Start of Records provided

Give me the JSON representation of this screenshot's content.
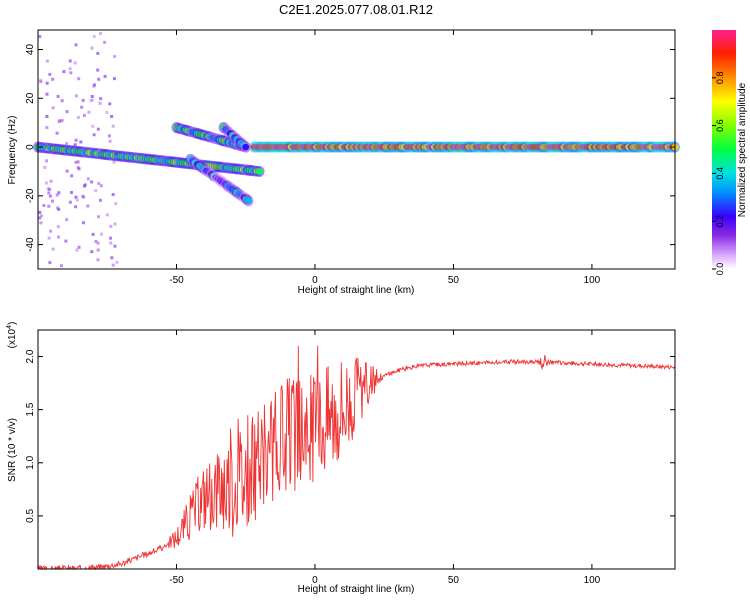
{
  "title": "C2E1.2025.077.08.01.R12",
  "chart_data": [
    {
      "type": "heatmap",
      "xlabel": "Height of straight line (km)",
      "ylabel": "Frequency (Hz)",
      "xlim": [
        -100,
        130
      ],
      "ylim": [
        -50,
        48
      ],
      "xticks": [
        -50,
        0,
        50,
        100
      ],
      "yticks": [
        -40,
        -20,
        0,
        20,
        40
      ],
      "colorbar": {
        "label": "Normalized spectral amplitude",
        "range": [
          0,
          1
        ],
        "ticks": [
          0.0,
          0.2,
          0.4,
          0.6,
          0.8
        ],
        "tick_labels": [
          "0.0",
          "0.2",
          "0.4",
          "0.6",
          "0.8"
        ]
      },
      "features": [
        {
          "from_x": -100,
          "to_x": -20,
          "from_f": 0,
          "to_f": -10,
          "amplitude": 0.5
        },
        {
          "from_x": -50,
          "to_x": -25,
          "from_f": 8,
          "to_f": 0,
          "amplitude": 0.45
        },
        {
          "from_x": -33,
          "to_x": -25,
          "from_f": 8,
          "to_f": 0,
          "amplitude": 0.4
        },
        {
          "from_x": -45,
          "to_x": -24,
          "from_f": -5,
          "to_f": -22,
          "amplitude": 0.3
        },
        {
          "from_x": -22,
          "to_x": 130,
          "from_f": 0,
          "to_f": 0,
          "amplitude": 0.9
        }
      ]
    },
    {
      "type": "line",
      "xlabel": "Height of straight line (km)",
      "ylabel": "SNR (10 * v/v)",
      "y_multiplier": "(x10",
      "y_multiplier_exp": "4",
      "xlim": [
        -100,
        130
      ],
      "ylim": [
        0,
        2.25
      ],
      "xticks": [
        -50,
        0,
        50,
        100
      ],
      "yticks": [
        0.5,
        1.0,
        1.5,
        2.0
      ],
      "ytick_labels": [
        "0.5",
        "1.0",
        "1.5",
        "2.0"
      ],
      "color": "#ee3333",
      "envelope": {
        "x": [
          -100,
          -80,
          -70,
          -65,
          -60,
          -55,
          -50,
          -45,
          -40,
          -35,
          -30,
          -25,
          -20,
          -15,
          -10,
          -5,
          0,
          5,
          10,
          15,
          20,
          25,
          30,
          35,
          40,
          50,
          60,
          70,
          80,
          90,
          100,
          110,
          120,
          130
        ],
        "y": [
          0.0,
          0.01,
          0.05,
          0.1,
          0.15,
          0.2,
          0.3,
          0.5,
          0.7,
          0.8,
          0.85,
          0.9,
          1.0,
          1.15,
          1.25,
          1.3,
          1.35,
          1.45,
          1.55,
          1.65,
          1.75,
          1.82,
          1.87,
          1.9,
          1.92,
          1.93,
          1.94,
          1.95,
          1.95,
          1.94,
          1.93,
          1.92,
          1.91,
          1.9
        ]
      }
    }
  ]
}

End of Records provided

### What you have to do
Only a number is expected here: the count of lines in the listing that hold the string "amplitude".

### Result
6